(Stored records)
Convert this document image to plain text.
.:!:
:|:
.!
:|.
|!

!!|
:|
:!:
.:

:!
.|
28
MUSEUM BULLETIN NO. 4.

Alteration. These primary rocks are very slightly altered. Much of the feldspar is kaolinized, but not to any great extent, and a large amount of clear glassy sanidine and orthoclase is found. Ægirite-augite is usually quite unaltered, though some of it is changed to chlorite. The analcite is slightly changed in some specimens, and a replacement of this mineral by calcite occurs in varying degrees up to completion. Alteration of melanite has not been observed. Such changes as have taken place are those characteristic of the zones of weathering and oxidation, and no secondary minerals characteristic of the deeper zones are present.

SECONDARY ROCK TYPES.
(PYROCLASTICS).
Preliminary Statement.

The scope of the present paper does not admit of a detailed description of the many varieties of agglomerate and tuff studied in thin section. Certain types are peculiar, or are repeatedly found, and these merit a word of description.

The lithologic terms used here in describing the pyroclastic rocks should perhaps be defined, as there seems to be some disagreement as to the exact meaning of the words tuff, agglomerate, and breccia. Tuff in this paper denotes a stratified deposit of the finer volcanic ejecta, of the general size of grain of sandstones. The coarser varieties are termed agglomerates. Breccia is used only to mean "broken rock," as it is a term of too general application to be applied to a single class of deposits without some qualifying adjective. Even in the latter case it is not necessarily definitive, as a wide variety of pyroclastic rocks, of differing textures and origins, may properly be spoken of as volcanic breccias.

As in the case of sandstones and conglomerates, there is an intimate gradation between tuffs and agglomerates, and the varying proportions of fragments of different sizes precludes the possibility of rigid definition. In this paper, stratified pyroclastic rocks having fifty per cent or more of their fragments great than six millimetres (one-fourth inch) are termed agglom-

What is needed
Give back all the records exactly as they stand.

Result of the exercise
Convert this document image to plain text.
.:!:
:|:
.!
:|.
|!

!!|
:|
:!:
.:

:!
.|
28
MUSEUM BULLETIN NO. 4.

Alteration. These primary rocks are very slightly altered. Much of the feldspar is kaolinized, but not to any great extent, and a large amount of clear glassy sanidine and orthoclase is found. Ægirite-augite is usually quite unaltered, though some of it is changed to chlorite. The analcite is slightly changed in some specimens, and a replacement of this mineral by calcite occurs in varying degrees up to completion. Alteration of melanite has not been observed. Such changes as have taken place are those characteristic of the zones of weathering and oxidation, and no secondary minerals characteristic of the deeper zones are present.

SECONDARY ROCK TYPES.
(PYROCLASTICS).
Preliminary Statement.

The scope of the present paper does not admit of a detailed description of the many varieties of agglomerate and tuff studied in thin section. Certain types are peculiar, or are repeatedly found, and these merit a word of description.

The lithologic terms used here in describing the pyroclastic rocks should perhaps be defined, as there seems to be some disagreement as to the exact meaning of the words tuff, agglomerate, and breccia. Tuff in this paper denotes a stratified deposit of the finer volcanic ejecta, of the general size of grain of sandstones. The coarser varieties are termed agglomerates. Breccia is used only to mean "broken rock," as it is a term of too general application to be applied to a single class of deposits without some qualifying adjective. Even in the latter case it is not necessarily definitive, as a wide variety of pyroclastic rocks, of differing textures and origins, may properly be spoken of as volcanic breccias.

As in the case of sandstones and conglomerates, there is an intimate gradation between tuffs and agglomerates, and the varying proportions of fragments of different sizes precludes the possibility of rigid definition. In this paper, stratified pyroclastic rocks having fifty per cent or more of their fragments great than six millimetres (one-fourth inch) are termed agglom-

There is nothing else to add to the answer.